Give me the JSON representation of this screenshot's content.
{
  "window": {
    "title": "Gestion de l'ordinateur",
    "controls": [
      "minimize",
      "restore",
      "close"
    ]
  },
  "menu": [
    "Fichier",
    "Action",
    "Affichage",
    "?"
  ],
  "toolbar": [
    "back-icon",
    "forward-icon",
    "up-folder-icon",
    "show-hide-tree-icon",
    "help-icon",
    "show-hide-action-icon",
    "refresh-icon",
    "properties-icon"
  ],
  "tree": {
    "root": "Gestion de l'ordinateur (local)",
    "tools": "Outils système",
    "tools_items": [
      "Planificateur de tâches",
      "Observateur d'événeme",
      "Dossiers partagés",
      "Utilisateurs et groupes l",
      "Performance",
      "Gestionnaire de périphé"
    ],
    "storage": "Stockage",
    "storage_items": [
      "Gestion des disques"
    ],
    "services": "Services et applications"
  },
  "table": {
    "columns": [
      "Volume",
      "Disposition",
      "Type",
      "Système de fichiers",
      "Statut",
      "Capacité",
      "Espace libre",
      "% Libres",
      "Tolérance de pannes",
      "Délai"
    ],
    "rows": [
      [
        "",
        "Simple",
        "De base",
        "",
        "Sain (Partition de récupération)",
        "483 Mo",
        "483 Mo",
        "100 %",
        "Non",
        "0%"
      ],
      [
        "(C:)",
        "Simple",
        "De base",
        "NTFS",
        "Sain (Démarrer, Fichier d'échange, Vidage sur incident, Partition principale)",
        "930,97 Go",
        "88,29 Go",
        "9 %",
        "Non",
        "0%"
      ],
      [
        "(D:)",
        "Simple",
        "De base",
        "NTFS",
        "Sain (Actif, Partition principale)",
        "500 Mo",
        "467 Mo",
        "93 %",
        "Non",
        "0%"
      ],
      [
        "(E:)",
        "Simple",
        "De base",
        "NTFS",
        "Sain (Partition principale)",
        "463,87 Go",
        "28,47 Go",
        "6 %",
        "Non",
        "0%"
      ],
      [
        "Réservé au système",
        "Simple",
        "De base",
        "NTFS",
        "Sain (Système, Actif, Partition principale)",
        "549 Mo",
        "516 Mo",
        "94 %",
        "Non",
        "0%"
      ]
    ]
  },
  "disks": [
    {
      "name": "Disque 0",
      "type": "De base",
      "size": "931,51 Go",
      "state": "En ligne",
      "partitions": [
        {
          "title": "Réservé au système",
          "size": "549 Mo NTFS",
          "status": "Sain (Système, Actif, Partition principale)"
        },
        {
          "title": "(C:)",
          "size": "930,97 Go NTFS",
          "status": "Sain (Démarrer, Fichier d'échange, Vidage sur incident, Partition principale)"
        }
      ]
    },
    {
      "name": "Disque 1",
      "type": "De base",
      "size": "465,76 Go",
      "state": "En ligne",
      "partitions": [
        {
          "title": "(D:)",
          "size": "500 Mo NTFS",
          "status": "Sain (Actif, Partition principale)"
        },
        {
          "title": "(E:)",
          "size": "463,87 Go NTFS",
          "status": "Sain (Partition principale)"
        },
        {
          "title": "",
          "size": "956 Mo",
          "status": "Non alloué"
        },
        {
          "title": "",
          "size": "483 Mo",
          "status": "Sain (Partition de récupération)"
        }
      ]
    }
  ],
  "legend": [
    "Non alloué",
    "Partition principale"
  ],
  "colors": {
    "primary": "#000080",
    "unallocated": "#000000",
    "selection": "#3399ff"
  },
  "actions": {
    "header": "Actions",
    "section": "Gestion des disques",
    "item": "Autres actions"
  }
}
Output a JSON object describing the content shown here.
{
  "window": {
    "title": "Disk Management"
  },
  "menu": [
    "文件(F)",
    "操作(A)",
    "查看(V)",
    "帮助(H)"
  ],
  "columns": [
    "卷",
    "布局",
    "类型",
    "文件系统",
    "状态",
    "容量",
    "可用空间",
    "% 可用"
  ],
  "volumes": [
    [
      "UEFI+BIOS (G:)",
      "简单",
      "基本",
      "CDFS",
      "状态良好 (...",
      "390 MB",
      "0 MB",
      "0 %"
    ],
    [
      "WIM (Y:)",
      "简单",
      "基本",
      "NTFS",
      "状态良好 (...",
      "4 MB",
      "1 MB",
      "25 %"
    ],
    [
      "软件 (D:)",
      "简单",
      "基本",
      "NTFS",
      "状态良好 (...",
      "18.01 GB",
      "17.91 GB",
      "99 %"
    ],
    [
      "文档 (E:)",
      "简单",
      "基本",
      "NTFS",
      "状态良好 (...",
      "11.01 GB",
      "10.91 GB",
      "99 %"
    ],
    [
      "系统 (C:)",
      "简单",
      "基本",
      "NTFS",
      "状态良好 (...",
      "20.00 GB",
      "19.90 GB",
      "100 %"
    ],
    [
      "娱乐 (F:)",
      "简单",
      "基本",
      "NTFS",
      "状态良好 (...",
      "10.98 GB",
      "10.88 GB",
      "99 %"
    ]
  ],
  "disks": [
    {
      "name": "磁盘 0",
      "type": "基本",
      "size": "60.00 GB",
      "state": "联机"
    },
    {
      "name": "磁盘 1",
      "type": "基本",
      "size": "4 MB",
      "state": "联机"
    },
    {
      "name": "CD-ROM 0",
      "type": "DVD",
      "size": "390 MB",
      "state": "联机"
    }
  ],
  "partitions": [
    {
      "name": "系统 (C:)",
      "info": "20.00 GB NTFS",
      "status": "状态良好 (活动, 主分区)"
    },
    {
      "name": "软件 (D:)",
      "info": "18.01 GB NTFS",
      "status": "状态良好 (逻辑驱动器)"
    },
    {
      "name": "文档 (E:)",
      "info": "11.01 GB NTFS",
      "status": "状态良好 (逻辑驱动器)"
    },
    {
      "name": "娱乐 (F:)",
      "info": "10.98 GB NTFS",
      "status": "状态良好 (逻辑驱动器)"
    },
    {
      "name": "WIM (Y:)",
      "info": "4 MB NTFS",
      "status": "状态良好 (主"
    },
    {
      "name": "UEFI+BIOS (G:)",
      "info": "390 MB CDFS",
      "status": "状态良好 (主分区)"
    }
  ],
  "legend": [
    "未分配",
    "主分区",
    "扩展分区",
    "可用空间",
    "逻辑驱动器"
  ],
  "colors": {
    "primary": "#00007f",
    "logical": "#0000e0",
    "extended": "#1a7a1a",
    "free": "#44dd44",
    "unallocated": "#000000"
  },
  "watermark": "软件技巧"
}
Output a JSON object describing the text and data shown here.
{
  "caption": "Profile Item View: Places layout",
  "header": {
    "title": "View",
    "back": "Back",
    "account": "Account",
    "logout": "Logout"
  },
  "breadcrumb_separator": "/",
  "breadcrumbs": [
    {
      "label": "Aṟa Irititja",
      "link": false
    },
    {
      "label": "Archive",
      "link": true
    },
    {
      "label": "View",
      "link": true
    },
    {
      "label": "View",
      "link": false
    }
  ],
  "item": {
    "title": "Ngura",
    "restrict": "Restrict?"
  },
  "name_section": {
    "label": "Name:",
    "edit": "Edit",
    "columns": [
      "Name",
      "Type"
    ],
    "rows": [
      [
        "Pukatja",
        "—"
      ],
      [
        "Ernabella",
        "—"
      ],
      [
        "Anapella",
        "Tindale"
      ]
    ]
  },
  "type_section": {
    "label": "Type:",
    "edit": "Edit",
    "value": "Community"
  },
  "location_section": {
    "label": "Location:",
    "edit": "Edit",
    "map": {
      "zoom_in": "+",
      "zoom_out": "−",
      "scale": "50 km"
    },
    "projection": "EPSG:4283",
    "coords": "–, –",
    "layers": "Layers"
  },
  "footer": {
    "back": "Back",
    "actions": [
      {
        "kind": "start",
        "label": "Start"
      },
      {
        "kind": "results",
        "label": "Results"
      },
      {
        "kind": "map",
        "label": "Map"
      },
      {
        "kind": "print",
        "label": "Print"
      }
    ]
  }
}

• GOAL: Filter the listing for the word "View" and copy every line that holds it.

• SOLUTION TO THIS EXERCISE:
  "caption": "Profile Item View: Places layout",
    "title": "View",
      "label": "View",
      "label": "View",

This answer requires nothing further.